Extracted records:
-=-=-=-=-

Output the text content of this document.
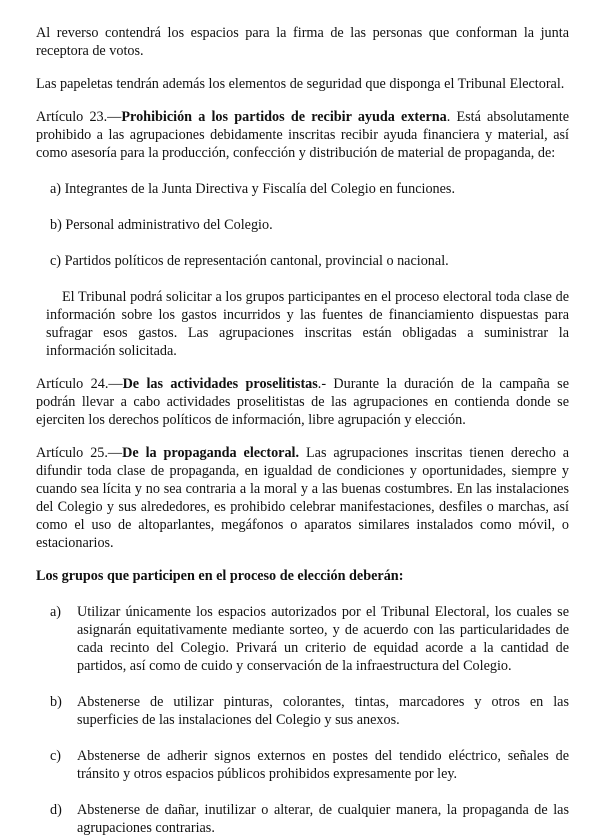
Al reverso contendrá los espacios para la firma de las personas que conforman la junta receptora de votos.

Las papeletas tendrán además los elementos de seguridad que disponga el Tribunal Electoral.

Artículo 23.—Prohibición a los partidos de recibir ayuda externa. Está absolutamente prohibido a las agrupaciones debidamente inscritas recibir ayuda financiera y material, así como asesoría para la producción, confección y distribución de material de propaganda, de:

a) Integrantes de la Junta Directiva y Fiscalía del Colegio en funciones.

b) Personal administrativo del Colegio.

c) Partidos políticos de representación cantonal, provincial o nacional.

El Tribunal podrá solicitar a los grupos participantes en el proceso electoral toda clase de información sobre los gastos incurridos y las fuentes de financiamiento dispuestas para sufragar esos gastos. Las agrupaciones inscritas están obligadas a suministrar la información solicitada.

Artículo 24.—De las actividades proselitistas.- Durante la duración de la campaña se podrán llevar a cabo actividades proselitistas de las agrupaciones en contienda donde se ejerciten los derechos políticos de información, libre agrupación y elección.

Artículo 25.—De la propaganda electoral. Las agrupaciones inscritas tienen derecho a difundir toda clase de propaganda, en igualdad de condiciones y oportunidades, siempre y cuando sea lícita y no sea contraria a la moral y a las buenas costumbres. En las instalaciones del Colegio y sus alrededores, es prohibido celebrar manifestaciones, desfiles o marchas, así como el uso de altoparlantes, megáfonos o aparatos similares instalados como móvil, o estacionarios.

Los grupos que participen en el proceso de elección deberán:

a) Utilizar únicamente los espacios autorizados por el Tribunal Electoral, los cuales se asignarán equitativamente mediante sorteo, y de acuerdo con las particularidades de cada recinto del Colegio. Privará un criterio de equidad acorde a la cantidad de partidos, así como de cuido y conservación de la infraestructura del Colegio.
b) Abstenerse de utilizar pinturas, colorantes, tintas, marcadores y otros en las superficies de las instalaciones del Colegio y sus anexos.
c) Abstenerse de adherir signos externos en postes del tendido eléctrico, señales de tránsito y otros espacios públicos prohibidos expresamente por ley.
d) Abstenerse de dañar, inutilizar o alterar, de cualquier manera, la propaganda de las agrupaciones contrarias.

-=-=-=-=-

Look for the word "Colegio" in every line of the listing and copy the lines that have it.

a) Integrantes de la Junta Directiva y Fiscalía del Colegio en funciones.
b) Personal administrativo del Colegio.
Artículo 25.—De la propaganda electoral. Las agrupaciones inscritas tienen derecho a difundir toda clase de propaganda, en igualdad de condiciones y oportunidades, siempre y cuando sea lícita y no sea contraria a la moral y a las buenas costumbres. En las instalaciones del Colegio y sus alrededores, es prohibido celebrar manifestaciones, desfiles o marchas, así como el uso de altoparlantes, megáfonos o aparatos similares instalados como móvil, o estacionarios.
a) Utilizar únicamente los espacios autorizados por el Tribunal Electoral, los cuales se asignarán equitativamente mediante sorteo, y de acuerdo con las particularidades de cada recinto del Colegio. Privará un criterio de equidad acorde a la cantidad de partidos, así como de cuido y conservación de la infraestructura del Colegio.
b) Abstenerse de utilizar pinturas, colorantes, tintas, marcadores y otros en las superficies de las instalaciones del Colegio y sus anexos.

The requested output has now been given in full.